Stated problem A
Transcribe the machine learning math basics text word for word, everything from "We define a" down to "of a vector.".

Provided text
In this document we want to explore the most fundamental mathematical concepts which are needed for the basics of machine learning. This guide can not even scratch the surface of the tremendous amount of topics which should be covered but we can try nonetheless.

We will also discuss the notion that is used throughout the course.

A recommended read for a quick introduction is [Bur19].

Data structures

Scalar

We define a scalar \(x\) as a single numerical value and we note it as a single lowercase letter. Examples for a scalar can be a whole number like \(2\) or a real number like \(0.25\).

Vector

A vector \(\text{x}\) is a list of \(n\) scalar values with a fixed ordering of this collection. We call this an n-dimensional vector. For example \(\text{a} = [3, 2]\) is a 2-dimensional vector. We denote the \(i\)-th value of a vector \(\text{x}\) via \(x^{(i)}\), so in our example \(a^{(1)} = 3\). This index also denotes the dimension of a vector.

Matrix

A \(n \times m\) matrix \(\text{A}\) is an collection of numerical values which consists of \(n\) rows and \(m\) columns. The values of such are matrix are arranged as

\[\begin{split}\text{A} = \begin{pmatrix} a_{1,1} & \cdots & a_{1,m} \\ \vdots & \ddots & \vdots \\ a_{n,1} & \cdots & a_{n,m} \end{pmatrix}\end{split}\]

Set

A set \(\mathcal{S}\) is a collection of unique elements, so e.g. \(\mathcal{A} = \lbrace 5, 4 , 20 \rbrace\) or \(\mathcal{B} = \lbrace x_1, x_2, \dots, x_{n} \rbrace\). Common sets are the set of all real numbers \(\mathbb{R}\) or the set of all natural numbers \(\mathbb{N}\). We call a set of vectors a vector set.

Records to use
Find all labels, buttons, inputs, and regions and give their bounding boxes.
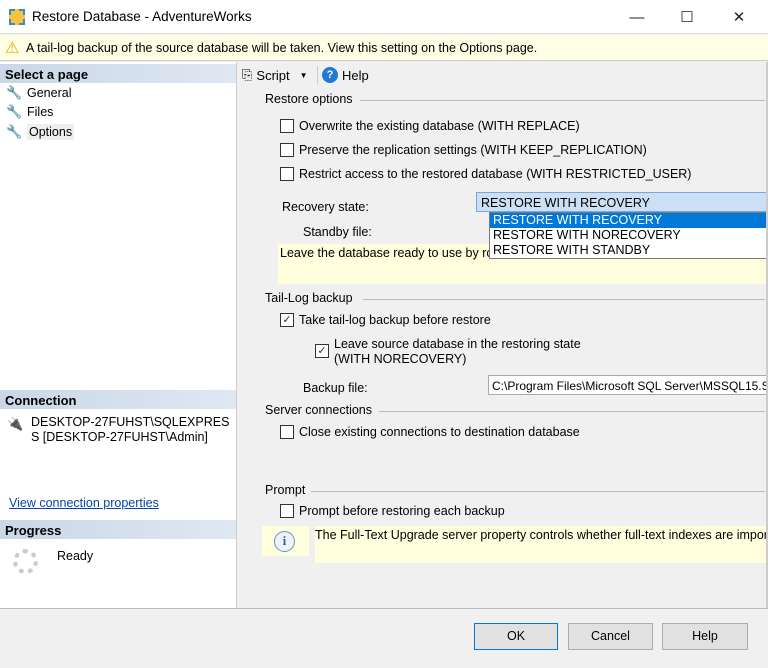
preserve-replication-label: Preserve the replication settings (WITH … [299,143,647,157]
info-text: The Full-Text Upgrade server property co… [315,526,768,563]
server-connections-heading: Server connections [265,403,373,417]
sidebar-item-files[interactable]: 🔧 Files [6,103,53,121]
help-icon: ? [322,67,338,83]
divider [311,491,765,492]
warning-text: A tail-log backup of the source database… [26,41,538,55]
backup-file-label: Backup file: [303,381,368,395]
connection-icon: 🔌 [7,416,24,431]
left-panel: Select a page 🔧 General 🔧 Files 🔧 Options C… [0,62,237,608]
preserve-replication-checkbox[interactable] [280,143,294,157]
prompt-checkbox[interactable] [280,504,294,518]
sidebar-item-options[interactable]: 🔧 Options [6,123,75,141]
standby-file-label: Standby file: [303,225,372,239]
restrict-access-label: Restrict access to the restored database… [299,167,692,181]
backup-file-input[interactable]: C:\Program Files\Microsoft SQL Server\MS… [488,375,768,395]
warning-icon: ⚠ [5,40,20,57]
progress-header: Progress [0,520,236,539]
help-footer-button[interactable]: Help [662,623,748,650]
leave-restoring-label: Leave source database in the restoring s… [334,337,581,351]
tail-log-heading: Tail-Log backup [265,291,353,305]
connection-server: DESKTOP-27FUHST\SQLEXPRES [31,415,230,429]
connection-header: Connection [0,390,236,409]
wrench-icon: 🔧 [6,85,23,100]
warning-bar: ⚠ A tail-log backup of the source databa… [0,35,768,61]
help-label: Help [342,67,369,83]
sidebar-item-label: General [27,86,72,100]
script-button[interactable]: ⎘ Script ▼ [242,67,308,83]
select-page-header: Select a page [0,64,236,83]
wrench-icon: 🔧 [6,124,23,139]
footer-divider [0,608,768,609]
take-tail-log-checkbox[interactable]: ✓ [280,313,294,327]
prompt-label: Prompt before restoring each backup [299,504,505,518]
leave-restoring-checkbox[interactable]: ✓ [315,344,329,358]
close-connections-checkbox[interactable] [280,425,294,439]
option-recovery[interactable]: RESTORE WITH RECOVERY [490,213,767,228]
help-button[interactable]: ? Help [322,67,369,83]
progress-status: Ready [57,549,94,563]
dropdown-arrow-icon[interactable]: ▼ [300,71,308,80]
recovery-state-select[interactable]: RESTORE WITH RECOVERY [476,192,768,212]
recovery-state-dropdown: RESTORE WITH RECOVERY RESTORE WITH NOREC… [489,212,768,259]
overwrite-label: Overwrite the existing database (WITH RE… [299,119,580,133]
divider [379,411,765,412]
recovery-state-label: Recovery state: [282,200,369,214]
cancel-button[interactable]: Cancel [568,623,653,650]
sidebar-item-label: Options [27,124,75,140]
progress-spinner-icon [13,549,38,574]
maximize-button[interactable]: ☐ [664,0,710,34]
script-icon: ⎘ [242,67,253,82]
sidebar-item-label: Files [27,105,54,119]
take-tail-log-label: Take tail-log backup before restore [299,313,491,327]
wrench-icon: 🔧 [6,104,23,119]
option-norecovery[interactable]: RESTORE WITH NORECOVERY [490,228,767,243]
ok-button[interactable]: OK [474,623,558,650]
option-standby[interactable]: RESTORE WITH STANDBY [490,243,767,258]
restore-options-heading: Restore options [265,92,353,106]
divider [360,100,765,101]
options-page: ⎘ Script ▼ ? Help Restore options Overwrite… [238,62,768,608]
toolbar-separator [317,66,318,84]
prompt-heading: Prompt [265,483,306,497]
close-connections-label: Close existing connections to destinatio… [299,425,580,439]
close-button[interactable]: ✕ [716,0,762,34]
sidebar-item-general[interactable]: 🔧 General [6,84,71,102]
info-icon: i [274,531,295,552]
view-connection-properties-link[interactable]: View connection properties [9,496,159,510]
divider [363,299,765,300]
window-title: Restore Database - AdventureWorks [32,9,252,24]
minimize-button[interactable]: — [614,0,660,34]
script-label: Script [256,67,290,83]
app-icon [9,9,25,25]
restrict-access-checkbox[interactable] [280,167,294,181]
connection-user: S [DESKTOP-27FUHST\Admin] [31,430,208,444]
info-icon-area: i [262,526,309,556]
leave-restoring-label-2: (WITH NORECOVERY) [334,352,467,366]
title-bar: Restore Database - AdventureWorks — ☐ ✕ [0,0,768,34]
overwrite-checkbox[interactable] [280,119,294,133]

* * *

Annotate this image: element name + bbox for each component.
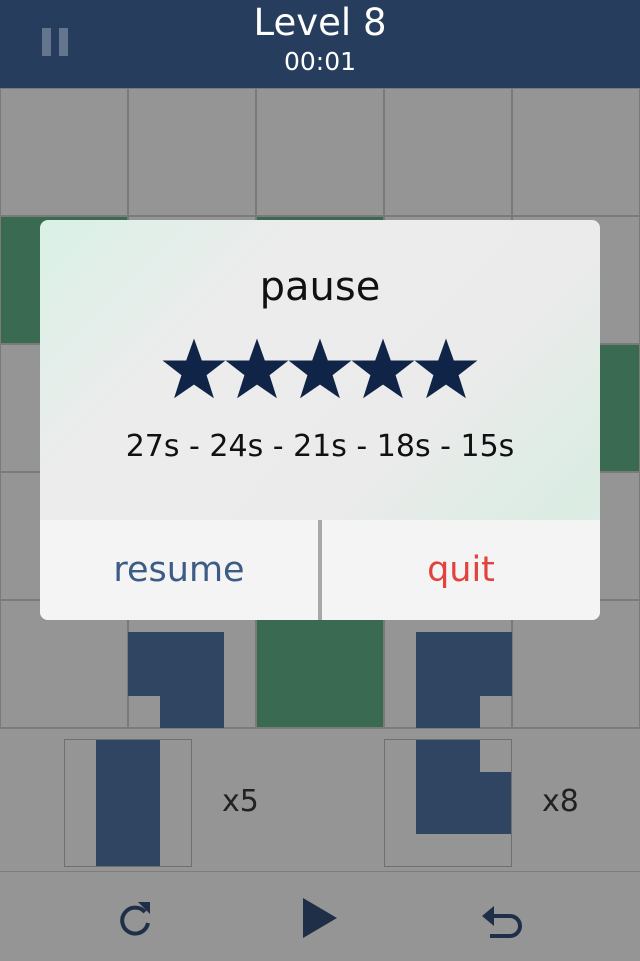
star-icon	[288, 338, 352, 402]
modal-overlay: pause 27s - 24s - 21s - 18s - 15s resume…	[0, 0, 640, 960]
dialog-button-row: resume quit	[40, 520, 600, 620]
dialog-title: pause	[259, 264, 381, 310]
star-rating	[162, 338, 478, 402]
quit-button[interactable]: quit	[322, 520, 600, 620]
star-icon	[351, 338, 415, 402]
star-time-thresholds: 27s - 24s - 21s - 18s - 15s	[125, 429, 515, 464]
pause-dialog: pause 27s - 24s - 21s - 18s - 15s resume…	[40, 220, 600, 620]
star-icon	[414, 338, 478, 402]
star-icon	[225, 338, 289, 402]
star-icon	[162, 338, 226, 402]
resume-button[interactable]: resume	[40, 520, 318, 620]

Stated problem B
Please rename "star-icon" to "star-glyph" in the entries, everything from the line containing "338, 352, 402]" down to the line containing "520, 318, 620]", and give back only those lines with all else unchanged.

Response A
We define a scalar \(x\) as a single numerical value and we note it as a single lowercase letter. Examples for a scalar can be a whole number like \(2\) or a real number like \(0.25\).

Vector

A vector \(\text{x}\) is a list of \(n\) scalar values with a fixed ordering of this collection. We call this an n-dimensional vector. For example \(\text{a} = [3, 2]\) is a 2-dimensional vector. We denote the \(i\)-th value of a vector \(\text{x}\) via \(x^{(i)}\), so in our example \(a^{(1)} = 3\). This index also denotes the dimension of a vector.

Response B
star-glyph	[288, 338, 352, 402]
modal-overlay: pause 27s - 24s - 21s - 18s - 15s resume…	[0, 0, 640, 960]
dialog-button-row: resume quit	[40, 520, 600, 620]
dialog-title: pause	[259, 264, 381, 310]
star-rating	[162, 338, 478, 402]
quit-button[interactable]: quit	[322, 520, 600, 620]
star-glyph	[351, 338, 415, 402]
star-time-thresholds: 27s - 24s - 21s - 18s - 15s	[125, 429, 515, 464]
pause-dialog: pause 27s - 24s - 21s - 18s - 15s resume…	[40, 220, 600, 620]
star-glyph	[414, 338, 478, 402]
star-glyph	[225, 338, 289, 402]
star-glyph	[162, 338, 226, 402]
resume-button[interactable]: resume	[40, 520, 318, 620]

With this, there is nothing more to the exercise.